### STORED ROWS
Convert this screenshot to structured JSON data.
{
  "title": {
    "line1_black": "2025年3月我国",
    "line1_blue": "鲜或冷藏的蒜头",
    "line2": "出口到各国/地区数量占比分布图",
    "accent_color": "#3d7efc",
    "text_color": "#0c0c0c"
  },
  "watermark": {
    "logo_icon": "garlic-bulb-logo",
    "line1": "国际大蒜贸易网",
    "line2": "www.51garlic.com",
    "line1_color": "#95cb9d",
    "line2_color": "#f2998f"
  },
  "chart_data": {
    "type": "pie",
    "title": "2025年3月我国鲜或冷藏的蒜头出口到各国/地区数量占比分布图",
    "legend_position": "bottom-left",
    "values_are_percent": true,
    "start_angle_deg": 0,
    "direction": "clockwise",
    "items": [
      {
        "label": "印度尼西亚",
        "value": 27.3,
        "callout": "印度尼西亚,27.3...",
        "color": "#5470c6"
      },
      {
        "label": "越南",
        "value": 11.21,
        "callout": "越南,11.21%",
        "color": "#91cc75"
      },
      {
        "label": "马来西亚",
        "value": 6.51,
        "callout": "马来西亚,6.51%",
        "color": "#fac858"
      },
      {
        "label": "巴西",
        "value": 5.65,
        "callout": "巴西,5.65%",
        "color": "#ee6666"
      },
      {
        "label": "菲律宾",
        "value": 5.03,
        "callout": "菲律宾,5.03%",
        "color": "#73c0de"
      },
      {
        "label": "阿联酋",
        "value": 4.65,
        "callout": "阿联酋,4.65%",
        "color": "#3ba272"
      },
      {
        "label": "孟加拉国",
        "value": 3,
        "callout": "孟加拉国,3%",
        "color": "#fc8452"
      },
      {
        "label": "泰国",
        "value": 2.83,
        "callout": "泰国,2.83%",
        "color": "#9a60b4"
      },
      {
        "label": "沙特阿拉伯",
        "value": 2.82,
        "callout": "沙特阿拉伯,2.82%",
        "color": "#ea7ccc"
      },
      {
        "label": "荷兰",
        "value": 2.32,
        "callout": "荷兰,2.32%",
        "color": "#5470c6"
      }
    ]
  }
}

### WHAT THE TASK REQUIRES
Extract all of the data shown above without alteration.

### RESULT
Convert this screenshot to structured JSON data.
{
  "title": {
    "line1_black": "2025年3月我国",
    "line1_blue": "鲜或冷藏的蒜头",
    "line2": "出口到各国/地区数量占比分布图",
    "accent_color": "#3d7efc",
    "text_color": "#0c0c0c"
  },
  "watermark": {
    "logo_icon": "garlic-bulb-logo",
    "line1": "国际大蒜贸易网",
    "line2": "www.51garlic.com",
    "line1_color": "#95cb9d",
    "line2_color": "#f2998f"
  },
  "chart_data": {
    "type": "pie",
    "title": "2025年3月我国鲜或冷藏的蒜头出口到各国/地区数量占比分布图",
    "legend_position": "bottom-left",
    "values_are_percent": true,
    "start_angle_deg": 0,
    "direction": "clockwise",
    "items": [
      {
        "label": "印度尼西亚",
        "value": 27.3,
        "callout": "印度尼西亚,27.3...",
        "color": "#5470c6"
      },
      {
        "label": "越南",
        "value": 11.21,
        "callout": "越南,11.21%",
        "color": "#91cc75"
      },
      {
        "label": "马来西亚",
        "value": 6.51,
        "callout": "马来西亚,6.51%",
        "color": "#fac858"
      },
      {
        "label": "巴西",
        "value": 5.65,
        "callout": "巴西,5.65%",
        "color": "#ee6666"
      },
      {
        "label": "菲律宾",
        "value": 5.03,
        "callout": "菲律宾,5.03%",
        "color": "#73c0de"
      },
      {
        "label": "阿联酋",
        "value": 4.65,
        "callout": "阿联酋,4.65%",
        "color": "#3ba272"
      },
      {
        "label": "孟加拉国",
        "value": 3,
        "callout": "孟加拉国,3%",
        "color": "#fc8452"
      },
      {
        "label": "泰国",
        "value": 2.83,
        "callout": "泰国,2.83%",
        "color": "#9a60b4"
      },
      {
        "label": "沙特阿拉伯",
        "value": 2.82,
        "callout": "沙特阿拉伯,2.82%",
        "color": "#ea7ccc"
      },
      {
        "label": "荷兰",
        "value": 2.32,
        "callout": "荷兰,2.32%",
        "color": "#5470c6"
      }
    ]
  }
}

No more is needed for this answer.